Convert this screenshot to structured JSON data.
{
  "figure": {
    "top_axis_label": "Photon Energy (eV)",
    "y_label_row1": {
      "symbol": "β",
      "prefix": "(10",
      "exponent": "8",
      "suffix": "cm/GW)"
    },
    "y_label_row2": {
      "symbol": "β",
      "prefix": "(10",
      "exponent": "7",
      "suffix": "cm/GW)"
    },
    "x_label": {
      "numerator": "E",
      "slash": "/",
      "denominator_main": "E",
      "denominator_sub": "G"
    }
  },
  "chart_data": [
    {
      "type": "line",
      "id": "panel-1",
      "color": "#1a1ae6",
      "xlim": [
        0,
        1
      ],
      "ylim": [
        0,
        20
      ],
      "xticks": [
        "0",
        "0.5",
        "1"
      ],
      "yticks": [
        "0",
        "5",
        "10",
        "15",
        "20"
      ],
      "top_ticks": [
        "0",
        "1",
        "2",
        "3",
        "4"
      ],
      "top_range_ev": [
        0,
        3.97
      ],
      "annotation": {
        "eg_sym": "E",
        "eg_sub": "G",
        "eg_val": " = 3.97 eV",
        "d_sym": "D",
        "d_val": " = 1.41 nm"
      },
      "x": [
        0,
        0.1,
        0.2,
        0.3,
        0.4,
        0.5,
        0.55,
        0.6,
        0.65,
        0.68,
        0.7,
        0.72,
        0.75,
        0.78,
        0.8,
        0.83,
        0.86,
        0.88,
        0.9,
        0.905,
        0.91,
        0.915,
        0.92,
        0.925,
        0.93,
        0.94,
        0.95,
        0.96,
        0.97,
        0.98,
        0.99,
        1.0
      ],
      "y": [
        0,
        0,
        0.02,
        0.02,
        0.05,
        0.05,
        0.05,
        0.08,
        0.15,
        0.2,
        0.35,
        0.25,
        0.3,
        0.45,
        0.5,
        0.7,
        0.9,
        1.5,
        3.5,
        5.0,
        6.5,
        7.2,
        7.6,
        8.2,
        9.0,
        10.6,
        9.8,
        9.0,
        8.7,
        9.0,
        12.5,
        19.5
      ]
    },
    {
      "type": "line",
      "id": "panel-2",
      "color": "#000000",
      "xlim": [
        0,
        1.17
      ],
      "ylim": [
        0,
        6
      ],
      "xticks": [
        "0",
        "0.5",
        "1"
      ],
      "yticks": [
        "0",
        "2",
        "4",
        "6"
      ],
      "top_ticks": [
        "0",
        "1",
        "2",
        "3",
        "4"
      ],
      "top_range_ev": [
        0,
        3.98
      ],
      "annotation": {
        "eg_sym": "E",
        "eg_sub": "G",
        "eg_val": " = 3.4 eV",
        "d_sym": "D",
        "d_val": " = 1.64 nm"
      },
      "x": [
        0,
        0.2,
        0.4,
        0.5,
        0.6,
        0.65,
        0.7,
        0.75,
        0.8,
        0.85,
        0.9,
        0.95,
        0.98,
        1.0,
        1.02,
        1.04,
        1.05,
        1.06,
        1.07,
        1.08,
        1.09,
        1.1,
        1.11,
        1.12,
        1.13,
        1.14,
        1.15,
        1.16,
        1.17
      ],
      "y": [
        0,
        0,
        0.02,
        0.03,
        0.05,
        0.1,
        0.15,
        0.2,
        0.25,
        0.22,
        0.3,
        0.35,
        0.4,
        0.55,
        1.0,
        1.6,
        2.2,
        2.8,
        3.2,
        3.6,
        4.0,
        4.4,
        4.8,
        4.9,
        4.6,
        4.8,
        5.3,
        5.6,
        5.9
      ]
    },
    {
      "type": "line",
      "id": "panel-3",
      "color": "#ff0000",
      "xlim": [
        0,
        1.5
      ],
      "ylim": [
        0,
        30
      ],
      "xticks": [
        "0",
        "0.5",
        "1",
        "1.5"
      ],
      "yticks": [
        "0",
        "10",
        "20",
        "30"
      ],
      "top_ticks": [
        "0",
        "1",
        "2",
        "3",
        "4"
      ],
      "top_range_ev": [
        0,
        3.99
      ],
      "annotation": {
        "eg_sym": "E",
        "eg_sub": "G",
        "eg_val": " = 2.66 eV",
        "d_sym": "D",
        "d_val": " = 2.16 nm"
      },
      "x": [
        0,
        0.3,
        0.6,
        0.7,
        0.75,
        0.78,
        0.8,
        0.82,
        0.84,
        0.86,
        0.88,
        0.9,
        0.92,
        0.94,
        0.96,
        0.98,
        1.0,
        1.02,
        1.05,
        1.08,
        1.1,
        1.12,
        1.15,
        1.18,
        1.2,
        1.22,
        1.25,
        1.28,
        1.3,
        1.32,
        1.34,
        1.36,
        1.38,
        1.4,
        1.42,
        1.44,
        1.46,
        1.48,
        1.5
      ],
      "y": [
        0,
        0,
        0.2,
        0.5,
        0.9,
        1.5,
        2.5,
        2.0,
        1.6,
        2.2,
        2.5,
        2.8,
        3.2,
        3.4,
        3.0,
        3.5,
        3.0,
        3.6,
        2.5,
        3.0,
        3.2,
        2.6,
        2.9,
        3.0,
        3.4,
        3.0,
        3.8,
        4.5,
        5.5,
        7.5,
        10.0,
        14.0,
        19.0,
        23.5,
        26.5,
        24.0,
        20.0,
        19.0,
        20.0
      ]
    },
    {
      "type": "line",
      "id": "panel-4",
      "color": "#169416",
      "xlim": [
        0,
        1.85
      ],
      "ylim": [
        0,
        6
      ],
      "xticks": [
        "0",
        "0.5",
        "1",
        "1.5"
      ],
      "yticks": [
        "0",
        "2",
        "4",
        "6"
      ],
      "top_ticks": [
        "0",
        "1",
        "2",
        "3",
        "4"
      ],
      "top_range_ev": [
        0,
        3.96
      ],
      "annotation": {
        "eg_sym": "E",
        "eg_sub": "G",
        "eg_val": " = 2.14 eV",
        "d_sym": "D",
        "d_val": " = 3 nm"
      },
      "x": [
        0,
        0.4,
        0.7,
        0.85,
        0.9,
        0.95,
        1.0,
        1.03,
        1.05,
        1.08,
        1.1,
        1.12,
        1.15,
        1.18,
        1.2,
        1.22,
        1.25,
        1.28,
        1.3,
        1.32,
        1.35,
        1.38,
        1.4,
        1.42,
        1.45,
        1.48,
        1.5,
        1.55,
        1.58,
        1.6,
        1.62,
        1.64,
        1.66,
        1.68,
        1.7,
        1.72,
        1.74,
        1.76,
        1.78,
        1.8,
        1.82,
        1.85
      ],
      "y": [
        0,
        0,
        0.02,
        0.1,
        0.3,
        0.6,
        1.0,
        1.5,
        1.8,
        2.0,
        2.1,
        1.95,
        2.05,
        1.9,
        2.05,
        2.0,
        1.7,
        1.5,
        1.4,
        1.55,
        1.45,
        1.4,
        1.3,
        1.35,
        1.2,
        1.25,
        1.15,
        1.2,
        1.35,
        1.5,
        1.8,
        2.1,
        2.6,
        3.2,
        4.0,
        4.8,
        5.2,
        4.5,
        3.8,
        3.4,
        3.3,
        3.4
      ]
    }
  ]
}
☆ ☆ ☆
[Problem to work on] Give all of the entries again, word for word.

[Result of the task]
Convert this screenshot to structured JSON data.
{
  "figure": {
    "top_axis_label": "Photon Energy (eV)",
    "y_label_row1": {
      "symbol": "β",
      "prefix": "(10",
      "exponent": "8",
      "suffix": "cm/GW)"
    },
    "y_label_row2": {
      "symbol": "β",
      "prefix": "(10",
      "exponent": "7",
      "suffix": "cm/GW)"
    },
    "x_label": {
      "numerator": "E",
      "slash": "/",
      "denominator_main": "E",
      "denominator_sub": "G"
    }
  },
  "chart_data": [
    {
      "type": "line",
      "id": "panel-1",
      "color": "#1a1ae6",
      "xlim": [
        0,
        1
      ],
      "ylim": [
        0,
        20
      ],
      "xticks": [
        "0",
        "0.5",
        "1"
      ],
      "yticks": [
        "0",
        "5",
        "10",
        "15",
        "20"
      ],
      "top_ticks": [
        "0",
        "1",
        "2",
        "3",
        "4"
      ],
      "top_range_ev": [
        0,
        3.97
      ],
      "annotation": {
        "eg_sym": "E",
        "eg_sub": "G",
        "eg_val": " = 3.97 eV",
        "d_sym": "D",
        "d_val": " = 1.41 nm"
      },
      "x": [
        0,
        0.1,
        0.2,
        0.3,
        0.4,
        0.5,
        0.55,
        0.6,
        0.65,
        0.68,
        0.7,
        0.72,
        0.75,
        0.78,
        0.8,
        0.83,
        0.86,
        0.88,
        0.9,
        0.905,
        0.91,
        0.915,
        0.92,
        0.925,
        0.93,
        0.94,
        0.95,
        0.96,
        0.97,
        0.98,
        0.99,
        1.0
      ],
      "y": [
        0,
        0,
        0.02,
        0.02,
        0.05,
        0.05,
        0.05,
        0.08,
        0.15,
        0.2,
        0.35,
        0.25,
        0.3,
        0.45,
        0.5,
        0.7,
        0.9,
        1.5,
        3.5,
        5.0,
        6.5,
        7.2,
        7.6,
        8.2,
        9.0,
        10.6,
        9.8,
        9.0,
        8.7,
        9.0,
        12.5,
        19.5
      ]
    },
    {
      "type": "line",
      "id": "panel-2",
      "color": "#000000",
      "xlim": [
        0,
        1.17
      ],
      "ylim": [
        0,
        6
      ],
      "xticks": [
        "0",
        "0.5",
        "1"
      ],
      "yticks": [
        "0",
        "2",
        "4",
        "6"
      ],
      "top_ticks": [
        "0",
        "1",
        "2",
        "3",
        "4"
      ],
      "top_range_ev": [
        0,
        3.98
      ],
      "annotation": {
        "eg_sym": "E",
        "eg_sub": "G",
        "eg_val": " = 3.4 eV",
        "d_sym": "D",
        "d_val": " = 1.64 nm"
      },
      "x": [
        0,
        0.2,
        0.4,
        0.5,
        0.6,
        0.65,
        0.7,
        0.75,
        0.8,
        0.85,
        0.9,
        0.95,
        0.98,
        1.0,
        1.02,
        1.04,
        1.05,
        1.06,
        1.07,
        1.08,
        1.09,
        1.1,
        1.11,
        1.12,
        1.13,
        1.14,
        1.15,
        1.16,
        1.17
      ],
      "y": [
        0,
        0,
        0.02,
        0.03,
        0.05,
        0.1,
        0.15,
        0.2,
        0.25,
        0.22,
        0.3,
        0.35,
        0.4,
        0.55,
        1.0,
        1.6,
        2.2,
        2.8,
        3.2,
        3.6,
        4.0,
        4.4,
        4.8,
        4.9,
        4.6,
        4.8,
        5.3,
        5.6,
        5.9
      ]
    },
    {
      "type": "line",
      "id": "panel-3",
      "color": "#ff0000",
      "xlim": [
        0,
        1.5
      ],
      "ylim": [
        0,
        30
      ],
      "xticks": [
        "0",
        "0.5",
        "1",
        "1.5"
      ],
      "yticks": [
        "0",
        "10",
        "20",
        "30"
      ],
      "top_ticks": [
        "0",
        "1",
        "2",
        "3",
        "4"
      ],
      "top_range_ev": [
        0,
        3.99
      ],
      "annotation": {
        "eg_sym": "E",
        "eg_sub": "G",
        "eg_val": " = 2.66 eV",
        "d_sym": "D",
        "d_val": " = 2.16 nm"
      },
      "x": [
        0,
        0.3,
        0.6,
        0.7,
        0.75,
        0.78,
        0.8,
        0.82,
        0.84,
        0.86,
        0.88,
        0.9,
        0.92,
        0.94,
        0.96,
        0.98,
        1.0,
        1.02,
        1.05,
        1.08,
        1.1,
        1.12,
        1.15,
        1.18,
        1.2,
        1.22,
        1.25,
        1.28,
        1.3,
        1.32,
        1.34,
        1.36,
        1.38,
        1.4,
        1.42,
        1.44,
        1.46,
        1.48,
        1.5
      ],
      "y": [
        0,
        0,
        0.2,
        0.5,
        0.9,
        1.5,
        2.5,
        2.0,
        1.6,
        2.2,
        2.5,
        2.8,
        3.2,
        3.4,
        3.0,
        3.5,
        3.0,
        3.6,
        2.5,
        3.0,
        3.2,
        2.6,
        2.9,
        3.0,
        3.4,
        3.0,
        3.8,
        4.5,
        5.5,
        7.5,
        10.0,
        14.0,
        19.0,
        23.5,
        26.5,
        24.0,
        20.0,
        19.0,
        20.0
      ]
    },
    {
      "type": "line",
      "id": "panel-4",
      "color": "#169416",
      "xlim": [
        0,
        1.85
      ],
      "ylim": [
        0,
        6
      ],
      "xticks": [
        "0",
        "0.5",
        "1",
        "1.5"
      ],
      "yticks": [
        "0",
        "2",
        "4",
        "6"
      ],
      "top_ticks": [
        "0",
        "1",
        "2",
        "3",
        "4"
      ],
      "top_range_ev": [
        0,
        3.96
      ],
      "annotation": {
        "eg_sym": "E",
        "eg_sub": "G",
        "eg_val": " = 2.14 eV",
        "d_sym": "D",
        "d_val": " = 3 nm"
      },
      "x": [
        0,
        0.4,
        0.7,
        0.85,
        0.9,
        0.95,
        1.0,
        1.03,
        1.05,
        1.08,
        1.1,
        1.12,
        1.15,
        1.18,
        1.2,
        1.22,
        1.25,
        1.28,
        1.3,
        1.32,
        1.35,
        1.38,
        1.4,
        1.42,
        1.45,
        1.48,
        1.5,
        1.55,
        1.58,
        1.6,
        1.62,
        1.64,
        1.66,
        1.68,
        1.7,
        1.72,
        1.74,
        1.76,
        1.78,
        1.8,
        1.82,
        1.85
      ],
      "y": [
        0,
        0,
        0.02,
        0.1,
        0.3,
        0.6,
        1.0,
        1.5,
        1.8,
        2.0,
        2.1,
        1.95,
        2.05,
        1.9,
        2.05,
        2.0,
        1.7,
        1.5,
        1.4,
        1.55,
        1.45,
        1.4,
        1.3,
        1.35,
        1.2,
        1.25,
        1.15,
        1.2,
        1.35,
        1.5,
        1.8,
        2.1,
        2.6,
        3.2,
        4.0,
        4.8,
        5.2,
        4.5,
        3.8,
        3.4,
        3.3,
        3.4
      ]
    }
  ]
}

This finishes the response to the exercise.